▶ Records to use
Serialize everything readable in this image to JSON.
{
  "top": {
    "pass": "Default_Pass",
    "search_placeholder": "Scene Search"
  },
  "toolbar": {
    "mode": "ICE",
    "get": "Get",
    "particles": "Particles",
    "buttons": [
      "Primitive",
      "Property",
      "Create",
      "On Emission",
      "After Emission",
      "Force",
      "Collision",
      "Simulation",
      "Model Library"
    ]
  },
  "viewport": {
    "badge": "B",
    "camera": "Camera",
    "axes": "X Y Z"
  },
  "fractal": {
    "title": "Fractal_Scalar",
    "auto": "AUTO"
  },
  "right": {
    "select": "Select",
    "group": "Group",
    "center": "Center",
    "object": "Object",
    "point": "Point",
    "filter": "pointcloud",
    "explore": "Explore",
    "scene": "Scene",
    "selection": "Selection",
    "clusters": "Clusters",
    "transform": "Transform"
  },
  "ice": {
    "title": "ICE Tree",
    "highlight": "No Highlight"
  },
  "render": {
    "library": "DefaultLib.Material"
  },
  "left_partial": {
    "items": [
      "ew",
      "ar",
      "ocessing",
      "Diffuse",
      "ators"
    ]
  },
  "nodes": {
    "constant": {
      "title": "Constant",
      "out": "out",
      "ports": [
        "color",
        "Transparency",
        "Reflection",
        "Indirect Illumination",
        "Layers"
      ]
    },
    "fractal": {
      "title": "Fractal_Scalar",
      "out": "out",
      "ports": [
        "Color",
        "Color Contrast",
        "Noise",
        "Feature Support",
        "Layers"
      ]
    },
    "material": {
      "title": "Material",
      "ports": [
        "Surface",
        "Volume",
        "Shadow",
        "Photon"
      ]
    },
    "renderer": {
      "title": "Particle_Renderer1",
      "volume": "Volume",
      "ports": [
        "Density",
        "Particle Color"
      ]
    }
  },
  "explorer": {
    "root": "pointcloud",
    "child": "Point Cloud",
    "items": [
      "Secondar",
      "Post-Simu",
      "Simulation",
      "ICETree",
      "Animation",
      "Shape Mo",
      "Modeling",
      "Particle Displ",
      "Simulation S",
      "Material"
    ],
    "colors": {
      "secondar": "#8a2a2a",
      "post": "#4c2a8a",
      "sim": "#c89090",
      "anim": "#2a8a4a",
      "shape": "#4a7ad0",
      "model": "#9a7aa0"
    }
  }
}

▶ Given request
Print the listing above in its entirety, with every line exact.

▶ Output for this exercise
Serialize everything readable in this image to JSON.
{
  "top": {
    "pass": "Default_Pass",
    "search_placeholder": "Scene Search"
  },
  "toolbar": {
    "mode": "ICE",
    "get": "Get",
    "particles": "Particles",
    "buttons": [
      "Primitive",
      "Property",
      "Create",
      "On Emission",
      "After Emission",
      "Force",
      "Collision",
      "Simulation",
      "Model Library"
    ]
  },
  "viewport": {
    "badge": "B",
    "camera": "Camera",
    "axes": "X Y Z"
  },
  "fractal": {
    "title": "Fractal_Scalar",
    "auto": "AUTO"
  },
  "right": {
    "select": "Select",
    "group": "Group",
    "center": "Center",
    "object": "Object",
    "point": "Point",
    "filter": "pointcloud",
    "explore": "Explore",
    "scene": "Scene",
    "selection": "Selection",
    "clusters": "Clusters",
    "transform": "Transform"
  },
  "ice": {
    "title": "ICE Tree",
    "highlight": "No Highlight"
  },
  "render": {
    "library": "DefaultLib.Material"
  },
  "left_partial": {
    "items": [
      "ew",
      "ar",
      "ocessing",
      "Diffuse",
      "ators"
    ]
  },
  "nodes": {
    "constant": {
      "title": "Constant",
      "out": "out",
      "ports": [
        "color",
        "Transparency",
        "Reflection",
        "Indirect Illumination",
        "Layers"
      ]
    },
    "fractal": {
      "title": "Fractal_Scalar",
      "out": "out",
      "ports": [
        "Color",
        "Color Contrast",
        "Noise",
        "Feature Support",
        "Layers"
      ]
    },
    "material": {
      "title": "Material",
      "ports": [
        "Surface",
        "Volume",
        "Shadow",
        "Photon"
      ]
    },
    "renderer": {
      "title": "Particle_Renderer1",
      "volume": "Volume",
      "ports": [
        "Density",
        "Particle Color"
      ]
    }
  },
  "explorer": {
    "root": "pointcloud",
    "child": "Point Cloud",
    "items": [
      "Secondar",
      "Post-Simu",
      "Simulation",
      "ICETree",
      "Animation",
      "Shape Mo",
      "Modeling",
      "Particle Displ",
      "Simulation S",
      "Material"
    ],
    "colors": {
      "secondar": "#8a2a2a",
      "post": "#4c2a8a",
      "sim": "#c89090",
      "anim": "#2a8a4a",
      "shape": "#4a7ad0",
      "model": "#9a7aa0"
    }
  }
}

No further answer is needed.